Single out the lines that include the word "JSON". Copy them.

─── SUPPLIED INFORMATION ───

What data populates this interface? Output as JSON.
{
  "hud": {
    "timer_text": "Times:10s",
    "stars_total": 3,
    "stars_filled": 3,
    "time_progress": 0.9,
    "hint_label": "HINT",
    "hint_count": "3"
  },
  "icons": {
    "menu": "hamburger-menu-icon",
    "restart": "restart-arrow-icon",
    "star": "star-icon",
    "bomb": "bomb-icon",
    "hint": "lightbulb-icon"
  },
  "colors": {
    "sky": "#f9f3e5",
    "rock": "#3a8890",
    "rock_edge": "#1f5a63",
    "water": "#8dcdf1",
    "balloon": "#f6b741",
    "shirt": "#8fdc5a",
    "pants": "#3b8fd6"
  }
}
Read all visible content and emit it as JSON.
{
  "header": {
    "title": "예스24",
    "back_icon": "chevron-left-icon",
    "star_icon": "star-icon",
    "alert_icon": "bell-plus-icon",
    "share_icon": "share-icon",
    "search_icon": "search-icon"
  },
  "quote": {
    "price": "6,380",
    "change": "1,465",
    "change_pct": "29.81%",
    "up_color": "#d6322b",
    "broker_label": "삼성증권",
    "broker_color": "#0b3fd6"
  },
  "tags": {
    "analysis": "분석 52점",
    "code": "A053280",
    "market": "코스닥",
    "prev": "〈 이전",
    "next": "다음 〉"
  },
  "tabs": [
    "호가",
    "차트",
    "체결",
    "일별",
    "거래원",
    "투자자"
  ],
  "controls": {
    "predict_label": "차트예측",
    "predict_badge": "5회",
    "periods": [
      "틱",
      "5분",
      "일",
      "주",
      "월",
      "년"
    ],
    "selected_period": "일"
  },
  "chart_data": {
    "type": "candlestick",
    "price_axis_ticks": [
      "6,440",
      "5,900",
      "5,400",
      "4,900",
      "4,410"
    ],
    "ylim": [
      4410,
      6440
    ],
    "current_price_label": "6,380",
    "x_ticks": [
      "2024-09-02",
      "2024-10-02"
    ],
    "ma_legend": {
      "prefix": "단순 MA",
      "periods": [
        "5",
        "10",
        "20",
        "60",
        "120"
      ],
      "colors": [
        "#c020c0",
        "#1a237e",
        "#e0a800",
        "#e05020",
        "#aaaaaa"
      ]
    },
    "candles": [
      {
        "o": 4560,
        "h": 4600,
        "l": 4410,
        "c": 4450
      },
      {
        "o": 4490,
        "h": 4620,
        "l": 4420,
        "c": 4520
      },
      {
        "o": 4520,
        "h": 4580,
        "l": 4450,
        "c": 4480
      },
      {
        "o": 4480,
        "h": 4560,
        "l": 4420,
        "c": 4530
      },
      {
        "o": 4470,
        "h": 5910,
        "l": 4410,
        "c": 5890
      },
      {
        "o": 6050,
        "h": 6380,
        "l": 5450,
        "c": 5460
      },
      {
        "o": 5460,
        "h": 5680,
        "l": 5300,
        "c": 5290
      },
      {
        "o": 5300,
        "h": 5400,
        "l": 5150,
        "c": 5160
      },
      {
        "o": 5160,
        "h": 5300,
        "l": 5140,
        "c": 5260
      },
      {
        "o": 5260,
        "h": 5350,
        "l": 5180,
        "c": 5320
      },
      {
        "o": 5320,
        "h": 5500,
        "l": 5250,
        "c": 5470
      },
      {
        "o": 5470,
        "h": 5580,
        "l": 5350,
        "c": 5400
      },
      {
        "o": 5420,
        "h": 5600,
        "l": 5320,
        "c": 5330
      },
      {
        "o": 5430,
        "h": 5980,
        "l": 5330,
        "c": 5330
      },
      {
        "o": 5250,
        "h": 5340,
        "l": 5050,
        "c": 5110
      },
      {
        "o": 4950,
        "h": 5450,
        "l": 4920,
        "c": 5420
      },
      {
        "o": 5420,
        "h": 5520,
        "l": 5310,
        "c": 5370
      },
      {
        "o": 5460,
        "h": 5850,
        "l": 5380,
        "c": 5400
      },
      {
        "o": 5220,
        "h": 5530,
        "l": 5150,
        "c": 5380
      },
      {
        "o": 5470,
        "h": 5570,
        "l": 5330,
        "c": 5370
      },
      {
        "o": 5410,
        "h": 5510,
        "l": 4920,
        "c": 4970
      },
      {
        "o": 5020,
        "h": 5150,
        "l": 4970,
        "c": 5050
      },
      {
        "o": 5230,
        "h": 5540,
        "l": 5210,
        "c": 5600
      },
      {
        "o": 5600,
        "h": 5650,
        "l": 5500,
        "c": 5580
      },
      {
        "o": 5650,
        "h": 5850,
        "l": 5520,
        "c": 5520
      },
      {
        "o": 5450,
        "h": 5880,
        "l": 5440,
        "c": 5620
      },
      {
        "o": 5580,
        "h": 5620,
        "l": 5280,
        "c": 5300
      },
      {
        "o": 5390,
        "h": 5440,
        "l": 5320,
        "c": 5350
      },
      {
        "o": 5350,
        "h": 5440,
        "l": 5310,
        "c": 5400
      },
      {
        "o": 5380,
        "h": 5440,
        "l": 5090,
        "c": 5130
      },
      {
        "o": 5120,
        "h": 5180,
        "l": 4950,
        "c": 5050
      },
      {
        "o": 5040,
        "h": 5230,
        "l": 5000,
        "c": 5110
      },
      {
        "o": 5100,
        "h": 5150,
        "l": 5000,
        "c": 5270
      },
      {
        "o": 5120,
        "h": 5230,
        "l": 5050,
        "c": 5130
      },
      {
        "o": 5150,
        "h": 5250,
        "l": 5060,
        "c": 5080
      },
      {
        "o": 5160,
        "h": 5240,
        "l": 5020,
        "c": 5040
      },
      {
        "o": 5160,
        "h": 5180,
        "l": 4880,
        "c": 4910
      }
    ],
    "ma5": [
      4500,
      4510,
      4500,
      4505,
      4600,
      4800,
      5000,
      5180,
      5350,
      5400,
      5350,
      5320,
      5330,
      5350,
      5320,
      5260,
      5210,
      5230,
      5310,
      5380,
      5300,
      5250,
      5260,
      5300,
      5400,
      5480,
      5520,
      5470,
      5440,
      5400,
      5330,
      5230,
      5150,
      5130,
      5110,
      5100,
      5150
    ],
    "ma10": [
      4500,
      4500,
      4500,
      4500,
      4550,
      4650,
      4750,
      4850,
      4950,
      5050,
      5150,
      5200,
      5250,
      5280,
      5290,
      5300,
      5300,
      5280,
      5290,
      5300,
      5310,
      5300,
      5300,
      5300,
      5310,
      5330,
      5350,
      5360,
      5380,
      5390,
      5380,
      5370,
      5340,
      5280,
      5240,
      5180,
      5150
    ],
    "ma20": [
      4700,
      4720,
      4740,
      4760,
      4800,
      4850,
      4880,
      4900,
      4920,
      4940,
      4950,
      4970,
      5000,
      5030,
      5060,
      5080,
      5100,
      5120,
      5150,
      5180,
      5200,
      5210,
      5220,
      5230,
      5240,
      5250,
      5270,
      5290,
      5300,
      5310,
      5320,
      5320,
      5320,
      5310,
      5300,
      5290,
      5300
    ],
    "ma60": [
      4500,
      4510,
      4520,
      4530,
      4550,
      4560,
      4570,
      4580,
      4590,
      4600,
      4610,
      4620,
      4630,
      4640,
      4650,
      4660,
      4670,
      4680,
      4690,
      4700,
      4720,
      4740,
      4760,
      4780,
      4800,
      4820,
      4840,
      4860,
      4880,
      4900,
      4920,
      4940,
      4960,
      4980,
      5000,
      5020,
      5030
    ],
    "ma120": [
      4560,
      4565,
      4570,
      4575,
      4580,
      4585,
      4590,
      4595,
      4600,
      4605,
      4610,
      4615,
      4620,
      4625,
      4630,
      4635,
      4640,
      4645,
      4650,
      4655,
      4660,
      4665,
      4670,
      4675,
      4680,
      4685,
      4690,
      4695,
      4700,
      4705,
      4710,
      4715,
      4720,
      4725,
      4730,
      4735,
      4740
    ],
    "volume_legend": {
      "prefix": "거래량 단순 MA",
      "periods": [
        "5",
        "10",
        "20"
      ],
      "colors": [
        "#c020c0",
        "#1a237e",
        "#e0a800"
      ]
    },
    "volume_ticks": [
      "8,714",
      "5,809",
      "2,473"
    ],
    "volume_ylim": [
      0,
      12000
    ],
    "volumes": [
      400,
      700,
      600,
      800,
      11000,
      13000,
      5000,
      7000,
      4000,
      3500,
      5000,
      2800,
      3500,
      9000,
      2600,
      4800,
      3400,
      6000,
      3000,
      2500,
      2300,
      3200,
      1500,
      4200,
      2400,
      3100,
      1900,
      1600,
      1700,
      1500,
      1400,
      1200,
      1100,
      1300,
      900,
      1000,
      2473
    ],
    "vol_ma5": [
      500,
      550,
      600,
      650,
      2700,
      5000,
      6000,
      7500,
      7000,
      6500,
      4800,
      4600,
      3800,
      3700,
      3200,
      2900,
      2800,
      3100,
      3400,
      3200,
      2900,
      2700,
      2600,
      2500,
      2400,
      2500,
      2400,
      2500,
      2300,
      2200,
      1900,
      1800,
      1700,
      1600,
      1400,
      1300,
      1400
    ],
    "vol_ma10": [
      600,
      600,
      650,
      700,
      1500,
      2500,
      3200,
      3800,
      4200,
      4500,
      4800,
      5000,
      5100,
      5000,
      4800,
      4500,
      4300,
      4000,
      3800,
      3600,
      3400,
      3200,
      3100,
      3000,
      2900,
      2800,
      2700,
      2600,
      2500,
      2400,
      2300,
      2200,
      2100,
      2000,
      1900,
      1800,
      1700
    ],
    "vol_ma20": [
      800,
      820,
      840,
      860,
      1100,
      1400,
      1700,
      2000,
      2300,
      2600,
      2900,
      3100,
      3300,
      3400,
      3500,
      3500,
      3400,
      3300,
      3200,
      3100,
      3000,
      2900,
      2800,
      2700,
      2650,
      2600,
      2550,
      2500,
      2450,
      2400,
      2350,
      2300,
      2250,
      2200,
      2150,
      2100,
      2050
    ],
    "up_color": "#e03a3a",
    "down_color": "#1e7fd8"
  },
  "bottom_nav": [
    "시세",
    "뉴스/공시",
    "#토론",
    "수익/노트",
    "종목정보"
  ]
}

───

◆ EXERCISE SOLUTION
What data populates this interface? Output as JSON.
Read all visible content and emit it as JSON.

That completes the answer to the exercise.